What is expected: Copy every line of the entries that includes the word "Искусственные".
------------
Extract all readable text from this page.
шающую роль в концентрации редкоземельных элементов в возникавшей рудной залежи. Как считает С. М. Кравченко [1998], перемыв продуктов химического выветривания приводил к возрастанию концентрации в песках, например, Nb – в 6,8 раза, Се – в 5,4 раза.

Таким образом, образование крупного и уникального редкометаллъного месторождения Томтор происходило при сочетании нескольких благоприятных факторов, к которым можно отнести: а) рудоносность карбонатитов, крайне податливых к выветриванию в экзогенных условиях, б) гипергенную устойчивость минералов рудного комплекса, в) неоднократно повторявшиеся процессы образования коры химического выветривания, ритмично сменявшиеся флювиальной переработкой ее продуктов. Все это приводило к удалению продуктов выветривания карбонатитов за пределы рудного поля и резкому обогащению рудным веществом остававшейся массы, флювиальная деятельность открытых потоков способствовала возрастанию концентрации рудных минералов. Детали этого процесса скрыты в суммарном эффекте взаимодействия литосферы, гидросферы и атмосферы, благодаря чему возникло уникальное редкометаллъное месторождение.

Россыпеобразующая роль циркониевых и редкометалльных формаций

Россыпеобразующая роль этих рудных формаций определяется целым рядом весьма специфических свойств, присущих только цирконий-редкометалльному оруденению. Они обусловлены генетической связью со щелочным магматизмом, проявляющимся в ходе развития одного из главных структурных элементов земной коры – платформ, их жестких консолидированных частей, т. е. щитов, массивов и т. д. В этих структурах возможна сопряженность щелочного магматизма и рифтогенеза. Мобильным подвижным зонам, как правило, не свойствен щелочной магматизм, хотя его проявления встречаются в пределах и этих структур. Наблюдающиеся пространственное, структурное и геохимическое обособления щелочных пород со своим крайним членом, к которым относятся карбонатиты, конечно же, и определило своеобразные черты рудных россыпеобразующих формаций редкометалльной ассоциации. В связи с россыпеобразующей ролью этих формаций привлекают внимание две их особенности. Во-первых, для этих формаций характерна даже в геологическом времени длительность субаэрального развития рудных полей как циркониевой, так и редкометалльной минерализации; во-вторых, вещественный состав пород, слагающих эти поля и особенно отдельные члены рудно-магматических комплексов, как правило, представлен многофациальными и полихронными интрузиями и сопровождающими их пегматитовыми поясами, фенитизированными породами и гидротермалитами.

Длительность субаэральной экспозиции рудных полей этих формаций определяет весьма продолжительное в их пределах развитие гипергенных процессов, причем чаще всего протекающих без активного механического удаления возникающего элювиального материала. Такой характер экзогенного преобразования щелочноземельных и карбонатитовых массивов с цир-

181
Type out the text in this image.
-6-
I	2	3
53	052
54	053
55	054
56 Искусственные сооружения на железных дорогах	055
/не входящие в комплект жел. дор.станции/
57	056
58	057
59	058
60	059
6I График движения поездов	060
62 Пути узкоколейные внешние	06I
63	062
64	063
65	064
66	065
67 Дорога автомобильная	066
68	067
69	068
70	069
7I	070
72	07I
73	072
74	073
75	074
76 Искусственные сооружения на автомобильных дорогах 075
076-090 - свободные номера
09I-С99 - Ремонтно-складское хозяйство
------------
Response:
56 Искусственные сооружения на железных дорогах	055
76 Искусственные сооружения на автомобильных дорогах 075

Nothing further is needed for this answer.